Recorded data

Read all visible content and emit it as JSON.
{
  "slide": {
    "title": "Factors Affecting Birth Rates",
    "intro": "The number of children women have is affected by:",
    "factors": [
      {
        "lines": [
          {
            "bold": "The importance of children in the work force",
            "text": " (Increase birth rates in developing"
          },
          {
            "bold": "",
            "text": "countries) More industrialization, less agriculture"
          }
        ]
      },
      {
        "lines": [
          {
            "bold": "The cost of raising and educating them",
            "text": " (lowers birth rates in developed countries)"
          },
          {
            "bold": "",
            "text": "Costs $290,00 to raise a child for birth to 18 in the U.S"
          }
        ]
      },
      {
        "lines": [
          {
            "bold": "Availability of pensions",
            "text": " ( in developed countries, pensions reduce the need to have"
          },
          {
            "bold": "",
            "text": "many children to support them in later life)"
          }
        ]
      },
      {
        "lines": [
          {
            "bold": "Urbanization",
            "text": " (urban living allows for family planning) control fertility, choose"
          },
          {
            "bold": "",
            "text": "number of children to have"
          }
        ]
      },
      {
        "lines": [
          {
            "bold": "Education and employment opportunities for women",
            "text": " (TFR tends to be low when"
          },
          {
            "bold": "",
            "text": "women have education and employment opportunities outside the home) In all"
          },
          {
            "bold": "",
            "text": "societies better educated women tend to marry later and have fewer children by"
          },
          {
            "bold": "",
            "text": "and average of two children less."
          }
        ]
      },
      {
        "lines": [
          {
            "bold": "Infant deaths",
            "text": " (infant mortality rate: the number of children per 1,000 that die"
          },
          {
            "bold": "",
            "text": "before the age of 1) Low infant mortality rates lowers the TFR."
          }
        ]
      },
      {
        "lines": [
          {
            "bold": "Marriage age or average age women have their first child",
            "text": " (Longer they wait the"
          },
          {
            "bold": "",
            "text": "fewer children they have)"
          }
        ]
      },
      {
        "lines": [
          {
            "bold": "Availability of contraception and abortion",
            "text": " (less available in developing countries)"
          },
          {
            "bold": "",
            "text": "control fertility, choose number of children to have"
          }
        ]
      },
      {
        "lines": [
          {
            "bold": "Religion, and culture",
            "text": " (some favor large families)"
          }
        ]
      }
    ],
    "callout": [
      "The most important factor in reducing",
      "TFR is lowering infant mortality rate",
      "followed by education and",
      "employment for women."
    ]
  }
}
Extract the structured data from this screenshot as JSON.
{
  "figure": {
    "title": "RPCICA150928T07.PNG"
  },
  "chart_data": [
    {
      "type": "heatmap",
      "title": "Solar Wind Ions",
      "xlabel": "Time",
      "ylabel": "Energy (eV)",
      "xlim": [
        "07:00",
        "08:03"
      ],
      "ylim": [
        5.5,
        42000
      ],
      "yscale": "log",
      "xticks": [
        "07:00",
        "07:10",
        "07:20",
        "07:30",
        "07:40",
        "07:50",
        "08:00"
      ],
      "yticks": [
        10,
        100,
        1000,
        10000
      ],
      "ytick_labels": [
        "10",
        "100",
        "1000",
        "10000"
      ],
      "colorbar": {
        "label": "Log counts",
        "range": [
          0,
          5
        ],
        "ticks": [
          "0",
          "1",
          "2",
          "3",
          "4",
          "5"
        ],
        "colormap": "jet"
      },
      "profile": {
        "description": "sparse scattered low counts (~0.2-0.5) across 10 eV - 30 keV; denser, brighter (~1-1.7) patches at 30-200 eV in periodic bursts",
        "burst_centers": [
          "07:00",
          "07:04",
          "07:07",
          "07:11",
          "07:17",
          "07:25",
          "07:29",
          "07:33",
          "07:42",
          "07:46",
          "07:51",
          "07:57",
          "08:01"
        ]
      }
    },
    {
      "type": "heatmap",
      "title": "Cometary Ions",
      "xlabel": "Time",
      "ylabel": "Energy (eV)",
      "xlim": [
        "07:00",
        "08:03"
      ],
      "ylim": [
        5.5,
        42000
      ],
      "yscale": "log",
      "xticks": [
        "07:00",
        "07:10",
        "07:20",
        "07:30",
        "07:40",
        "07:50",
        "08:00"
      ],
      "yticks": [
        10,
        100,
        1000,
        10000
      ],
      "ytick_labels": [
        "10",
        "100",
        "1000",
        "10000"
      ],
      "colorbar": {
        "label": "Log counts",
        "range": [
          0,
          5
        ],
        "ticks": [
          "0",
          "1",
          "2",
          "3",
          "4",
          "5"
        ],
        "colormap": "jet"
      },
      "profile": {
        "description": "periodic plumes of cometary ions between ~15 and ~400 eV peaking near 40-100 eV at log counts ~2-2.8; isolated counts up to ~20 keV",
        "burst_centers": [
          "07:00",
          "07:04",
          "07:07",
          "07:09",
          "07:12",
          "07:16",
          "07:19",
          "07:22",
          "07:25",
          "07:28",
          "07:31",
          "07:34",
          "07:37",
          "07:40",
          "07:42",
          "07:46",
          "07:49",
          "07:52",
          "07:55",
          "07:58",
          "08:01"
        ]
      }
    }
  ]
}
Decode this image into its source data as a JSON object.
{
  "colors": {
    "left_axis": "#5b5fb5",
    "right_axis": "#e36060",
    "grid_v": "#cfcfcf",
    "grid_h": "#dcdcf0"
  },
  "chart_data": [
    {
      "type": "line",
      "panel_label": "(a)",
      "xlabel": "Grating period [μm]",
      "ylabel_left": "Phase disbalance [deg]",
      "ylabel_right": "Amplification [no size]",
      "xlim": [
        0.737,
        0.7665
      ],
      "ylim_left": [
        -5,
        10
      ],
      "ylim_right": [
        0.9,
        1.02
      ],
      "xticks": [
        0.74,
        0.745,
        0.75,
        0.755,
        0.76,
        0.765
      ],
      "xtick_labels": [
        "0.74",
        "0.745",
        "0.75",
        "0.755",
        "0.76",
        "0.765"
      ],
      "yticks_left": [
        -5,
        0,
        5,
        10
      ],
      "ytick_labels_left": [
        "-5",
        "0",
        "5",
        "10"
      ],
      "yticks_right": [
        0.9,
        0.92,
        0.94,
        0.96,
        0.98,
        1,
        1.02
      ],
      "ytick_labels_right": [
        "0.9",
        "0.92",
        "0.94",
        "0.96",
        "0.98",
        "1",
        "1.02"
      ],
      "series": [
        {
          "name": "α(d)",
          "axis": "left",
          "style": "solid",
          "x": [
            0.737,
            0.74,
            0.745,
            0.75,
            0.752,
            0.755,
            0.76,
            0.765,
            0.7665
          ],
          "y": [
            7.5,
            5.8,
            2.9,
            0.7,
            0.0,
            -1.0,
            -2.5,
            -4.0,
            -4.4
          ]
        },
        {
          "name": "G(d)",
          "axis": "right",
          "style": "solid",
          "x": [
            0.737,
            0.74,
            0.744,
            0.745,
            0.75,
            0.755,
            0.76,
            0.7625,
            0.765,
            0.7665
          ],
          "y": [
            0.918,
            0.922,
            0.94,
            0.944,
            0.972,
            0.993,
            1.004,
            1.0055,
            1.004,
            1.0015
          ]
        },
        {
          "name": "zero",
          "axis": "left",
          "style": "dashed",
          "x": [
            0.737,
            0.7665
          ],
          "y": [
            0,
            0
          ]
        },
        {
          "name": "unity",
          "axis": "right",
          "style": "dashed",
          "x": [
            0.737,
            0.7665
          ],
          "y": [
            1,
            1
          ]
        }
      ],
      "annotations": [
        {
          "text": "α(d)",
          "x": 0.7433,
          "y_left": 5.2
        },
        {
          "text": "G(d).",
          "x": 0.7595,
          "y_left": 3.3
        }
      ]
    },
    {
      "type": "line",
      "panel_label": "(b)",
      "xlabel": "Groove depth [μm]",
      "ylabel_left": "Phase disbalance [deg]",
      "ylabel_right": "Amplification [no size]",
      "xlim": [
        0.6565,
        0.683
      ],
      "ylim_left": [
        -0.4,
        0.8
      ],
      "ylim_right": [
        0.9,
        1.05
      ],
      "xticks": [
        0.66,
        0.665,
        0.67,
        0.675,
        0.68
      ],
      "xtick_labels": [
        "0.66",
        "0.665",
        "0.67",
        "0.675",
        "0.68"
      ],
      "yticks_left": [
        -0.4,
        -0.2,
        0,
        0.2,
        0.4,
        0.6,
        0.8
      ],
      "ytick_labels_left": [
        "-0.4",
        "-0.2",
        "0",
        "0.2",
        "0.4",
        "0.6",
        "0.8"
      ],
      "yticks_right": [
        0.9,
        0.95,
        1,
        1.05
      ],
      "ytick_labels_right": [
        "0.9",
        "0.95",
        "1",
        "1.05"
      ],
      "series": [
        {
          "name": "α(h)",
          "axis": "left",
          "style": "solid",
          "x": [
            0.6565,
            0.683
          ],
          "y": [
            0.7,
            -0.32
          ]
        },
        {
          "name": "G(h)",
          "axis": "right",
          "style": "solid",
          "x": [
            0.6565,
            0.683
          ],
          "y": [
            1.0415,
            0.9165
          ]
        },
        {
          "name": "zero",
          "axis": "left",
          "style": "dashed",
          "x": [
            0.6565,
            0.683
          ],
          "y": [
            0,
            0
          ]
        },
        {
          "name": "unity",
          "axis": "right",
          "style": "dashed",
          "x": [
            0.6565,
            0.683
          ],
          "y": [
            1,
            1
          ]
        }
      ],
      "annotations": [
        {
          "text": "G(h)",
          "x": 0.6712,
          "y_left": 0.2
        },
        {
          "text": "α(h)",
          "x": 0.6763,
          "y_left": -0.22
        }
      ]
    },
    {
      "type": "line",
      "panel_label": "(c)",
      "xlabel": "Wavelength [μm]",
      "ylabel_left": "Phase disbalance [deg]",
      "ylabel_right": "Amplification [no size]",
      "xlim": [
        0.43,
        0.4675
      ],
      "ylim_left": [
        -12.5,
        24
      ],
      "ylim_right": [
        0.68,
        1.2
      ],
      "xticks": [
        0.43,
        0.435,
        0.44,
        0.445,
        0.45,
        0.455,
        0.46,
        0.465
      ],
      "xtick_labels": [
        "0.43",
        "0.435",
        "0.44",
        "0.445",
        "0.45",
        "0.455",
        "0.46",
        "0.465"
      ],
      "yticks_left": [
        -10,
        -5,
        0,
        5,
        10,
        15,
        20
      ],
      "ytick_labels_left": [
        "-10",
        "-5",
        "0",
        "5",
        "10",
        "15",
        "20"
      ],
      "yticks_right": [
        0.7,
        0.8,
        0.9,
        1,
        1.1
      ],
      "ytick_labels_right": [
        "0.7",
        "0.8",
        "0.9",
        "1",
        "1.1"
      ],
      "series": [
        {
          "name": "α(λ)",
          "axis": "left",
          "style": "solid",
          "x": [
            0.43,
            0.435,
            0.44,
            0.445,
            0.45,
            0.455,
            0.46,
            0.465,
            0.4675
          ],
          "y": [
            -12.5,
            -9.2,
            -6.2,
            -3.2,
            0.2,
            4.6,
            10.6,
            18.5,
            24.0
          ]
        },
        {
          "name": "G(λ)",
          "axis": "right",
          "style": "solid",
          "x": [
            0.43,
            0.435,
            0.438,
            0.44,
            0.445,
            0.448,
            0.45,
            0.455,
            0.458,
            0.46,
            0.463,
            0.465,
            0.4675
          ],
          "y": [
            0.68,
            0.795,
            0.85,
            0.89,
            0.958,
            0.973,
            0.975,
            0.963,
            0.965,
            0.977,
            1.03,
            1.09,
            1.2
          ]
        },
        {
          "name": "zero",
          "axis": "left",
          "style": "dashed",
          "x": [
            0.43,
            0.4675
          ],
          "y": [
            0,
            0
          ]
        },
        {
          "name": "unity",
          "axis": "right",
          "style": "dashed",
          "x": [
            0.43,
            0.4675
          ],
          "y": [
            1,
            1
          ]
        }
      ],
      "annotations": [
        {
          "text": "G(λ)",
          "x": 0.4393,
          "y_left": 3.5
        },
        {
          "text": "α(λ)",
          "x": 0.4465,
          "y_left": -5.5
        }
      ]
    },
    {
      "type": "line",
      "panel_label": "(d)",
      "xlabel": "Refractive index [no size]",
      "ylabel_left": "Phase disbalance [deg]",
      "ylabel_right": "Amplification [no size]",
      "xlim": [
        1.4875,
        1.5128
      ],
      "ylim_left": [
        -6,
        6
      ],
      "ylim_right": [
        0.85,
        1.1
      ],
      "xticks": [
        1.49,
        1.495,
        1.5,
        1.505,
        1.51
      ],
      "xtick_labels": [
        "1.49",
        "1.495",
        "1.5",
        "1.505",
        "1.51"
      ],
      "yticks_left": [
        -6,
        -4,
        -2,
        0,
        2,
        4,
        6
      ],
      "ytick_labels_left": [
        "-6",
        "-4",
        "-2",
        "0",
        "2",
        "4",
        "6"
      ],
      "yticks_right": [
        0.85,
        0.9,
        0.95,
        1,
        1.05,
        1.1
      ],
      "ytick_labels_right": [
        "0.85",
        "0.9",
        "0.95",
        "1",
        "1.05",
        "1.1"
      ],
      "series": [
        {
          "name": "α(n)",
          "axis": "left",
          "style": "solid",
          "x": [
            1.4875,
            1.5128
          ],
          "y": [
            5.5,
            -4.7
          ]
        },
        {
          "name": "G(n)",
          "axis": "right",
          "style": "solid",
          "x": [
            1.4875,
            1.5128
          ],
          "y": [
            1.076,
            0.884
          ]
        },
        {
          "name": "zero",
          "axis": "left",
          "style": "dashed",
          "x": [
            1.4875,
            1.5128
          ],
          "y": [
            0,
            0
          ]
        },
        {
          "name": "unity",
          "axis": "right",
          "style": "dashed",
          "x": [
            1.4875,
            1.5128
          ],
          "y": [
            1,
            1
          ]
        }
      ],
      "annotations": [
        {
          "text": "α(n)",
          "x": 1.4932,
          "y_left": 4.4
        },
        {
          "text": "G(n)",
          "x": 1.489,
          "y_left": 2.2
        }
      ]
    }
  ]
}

REQUEST =>
Reply with nothing but a number: how many lines of the entries above contain the string "control"?

OUTPUT =>
2